**SET TASK**
Single out the lines of the material that contain "tamen" and copy them.

====================

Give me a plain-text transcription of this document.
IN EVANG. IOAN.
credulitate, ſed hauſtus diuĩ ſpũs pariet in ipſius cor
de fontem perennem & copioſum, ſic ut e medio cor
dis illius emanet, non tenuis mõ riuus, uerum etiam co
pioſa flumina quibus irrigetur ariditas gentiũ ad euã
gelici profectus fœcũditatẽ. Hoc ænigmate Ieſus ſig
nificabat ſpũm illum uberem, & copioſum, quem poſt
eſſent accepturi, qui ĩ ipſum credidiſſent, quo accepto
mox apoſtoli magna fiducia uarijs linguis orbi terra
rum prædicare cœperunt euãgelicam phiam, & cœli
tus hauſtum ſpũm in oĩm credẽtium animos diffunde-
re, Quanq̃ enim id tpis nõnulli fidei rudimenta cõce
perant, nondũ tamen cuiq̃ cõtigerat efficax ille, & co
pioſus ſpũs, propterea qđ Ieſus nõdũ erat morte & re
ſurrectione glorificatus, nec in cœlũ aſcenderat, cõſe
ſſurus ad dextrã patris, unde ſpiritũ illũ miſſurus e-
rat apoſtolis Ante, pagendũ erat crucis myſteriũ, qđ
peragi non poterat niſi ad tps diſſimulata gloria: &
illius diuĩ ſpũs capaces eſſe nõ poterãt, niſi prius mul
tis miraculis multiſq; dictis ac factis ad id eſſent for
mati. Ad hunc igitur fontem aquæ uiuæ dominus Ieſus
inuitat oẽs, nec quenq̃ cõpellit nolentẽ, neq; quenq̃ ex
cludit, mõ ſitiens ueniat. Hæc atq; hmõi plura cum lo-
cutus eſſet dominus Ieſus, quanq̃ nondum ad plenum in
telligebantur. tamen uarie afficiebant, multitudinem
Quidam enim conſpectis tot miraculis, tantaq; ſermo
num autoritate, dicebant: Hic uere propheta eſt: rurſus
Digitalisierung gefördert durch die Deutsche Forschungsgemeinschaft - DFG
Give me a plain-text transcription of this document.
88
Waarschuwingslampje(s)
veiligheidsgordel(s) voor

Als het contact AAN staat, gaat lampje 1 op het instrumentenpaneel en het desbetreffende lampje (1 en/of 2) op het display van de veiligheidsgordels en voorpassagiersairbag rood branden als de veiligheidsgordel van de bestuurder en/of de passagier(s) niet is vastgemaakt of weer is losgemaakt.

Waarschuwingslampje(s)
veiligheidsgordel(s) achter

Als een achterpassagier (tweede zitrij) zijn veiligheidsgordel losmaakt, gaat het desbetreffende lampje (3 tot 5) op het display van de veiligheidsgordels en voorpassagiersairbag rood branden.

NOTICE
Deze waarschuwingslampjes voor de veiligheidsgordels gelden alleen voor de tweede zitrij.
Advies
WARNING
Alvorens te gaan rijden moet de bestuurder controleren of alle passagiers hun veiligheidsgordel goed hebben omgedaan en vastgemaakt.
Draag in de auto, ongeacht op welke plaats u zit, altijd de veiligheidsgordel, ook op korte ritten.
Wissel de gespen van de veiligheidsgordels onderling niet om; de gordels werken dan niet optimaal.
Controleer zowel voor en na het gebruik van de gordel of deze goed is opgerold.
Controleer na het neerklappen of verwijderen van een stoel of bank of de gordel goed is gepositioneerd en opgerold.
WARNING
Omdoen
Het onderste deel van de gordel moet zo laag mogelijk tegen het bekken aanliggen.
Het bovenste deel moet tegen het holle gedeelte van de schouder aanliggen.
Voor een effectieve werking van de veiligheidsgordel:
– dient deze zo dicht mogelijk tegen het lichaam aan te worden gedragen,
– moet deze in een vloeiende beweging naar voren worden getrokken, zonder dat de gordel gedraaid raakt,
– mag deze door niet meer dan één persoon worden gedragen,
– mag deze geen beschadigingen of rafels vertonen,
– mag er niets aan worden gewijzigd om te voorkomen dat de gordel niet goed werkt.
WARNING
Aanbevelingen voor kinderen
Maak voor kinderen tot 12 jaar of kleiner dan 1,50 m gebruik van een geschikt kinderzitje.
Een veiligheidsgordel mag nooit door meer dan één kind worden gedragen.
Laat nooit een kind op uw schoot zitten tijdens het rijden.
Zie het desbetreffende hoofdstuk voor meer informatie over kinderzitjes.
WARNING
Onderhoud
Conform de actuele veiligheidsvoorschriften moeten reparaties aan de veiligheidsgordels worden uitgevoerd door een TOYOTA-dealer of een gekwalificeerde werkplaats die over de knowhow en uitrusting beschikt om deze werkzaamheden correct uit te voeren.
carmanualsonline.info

====================

**TASK OUTPUT**
perant, nondũ tamen cuiq̃ cõtigerat efficax ille, & co
telligebantur. tamen uarie afficiebant, multitudinem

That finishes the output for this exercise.